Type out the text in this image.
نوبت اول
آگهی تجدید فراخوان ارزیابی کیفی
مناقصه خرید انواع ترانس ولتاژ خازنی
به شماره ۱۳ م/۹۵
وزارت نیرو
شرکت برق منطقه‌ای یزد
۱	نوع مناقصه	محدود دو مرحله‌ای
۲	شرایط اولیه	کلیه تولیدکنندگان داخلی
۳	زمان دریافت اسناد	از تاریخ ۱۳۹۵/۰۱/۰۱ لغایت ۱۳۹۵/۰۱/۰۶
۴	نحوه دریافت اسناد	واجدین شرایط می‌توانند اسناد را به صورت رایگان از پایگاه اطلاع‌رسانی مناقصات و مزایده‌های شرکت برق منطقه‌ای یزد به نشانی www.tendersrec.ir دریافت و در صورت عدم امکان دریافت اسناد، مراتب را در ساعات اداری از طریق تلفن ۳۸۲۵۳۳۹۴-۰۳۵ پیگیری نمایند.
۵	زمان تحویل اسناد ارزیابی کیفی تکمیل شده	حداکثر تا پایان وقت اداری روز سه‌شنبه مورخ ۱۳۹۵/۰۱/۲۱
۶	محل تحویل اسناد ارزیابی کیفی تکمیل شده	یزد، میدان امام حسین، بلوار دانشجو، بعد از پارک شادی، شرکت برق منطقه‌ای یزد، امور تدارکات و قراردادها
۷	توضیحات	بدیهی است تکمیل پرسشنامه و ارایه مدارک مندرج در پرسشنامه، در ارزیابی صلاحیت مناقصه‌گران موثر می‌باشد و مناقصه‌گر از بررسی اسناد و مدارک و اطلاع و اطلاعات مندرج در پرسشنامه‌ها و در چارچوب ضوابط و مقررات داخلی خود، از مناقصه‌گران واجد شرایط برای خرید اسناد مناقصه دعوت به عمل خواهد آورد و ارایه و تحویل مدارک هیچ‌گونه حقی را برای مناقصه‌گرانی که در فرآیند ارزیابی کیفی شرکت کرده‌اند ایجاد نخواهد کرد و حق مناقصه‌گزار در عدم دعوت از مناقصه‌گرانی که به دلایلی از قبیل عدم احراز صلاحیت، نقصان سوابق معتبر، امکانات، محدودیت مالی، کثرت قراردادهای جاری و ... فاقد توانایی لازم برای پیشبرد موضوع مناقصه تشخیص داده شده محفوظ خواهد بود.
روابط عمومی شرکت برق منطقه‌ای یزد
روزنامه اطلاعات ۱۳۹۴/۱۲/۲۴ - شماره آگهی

##########

* WHAT NEEDS TO BE DONE:
Identify every line where the string "شماره" appears.

* OUTPUT OF THE EXERCISE:
به شماره ۱۳ م/۹۵
روزنامه اطلاعات ۱۳۹۴/۱۲/۲۴ - شماره آگهی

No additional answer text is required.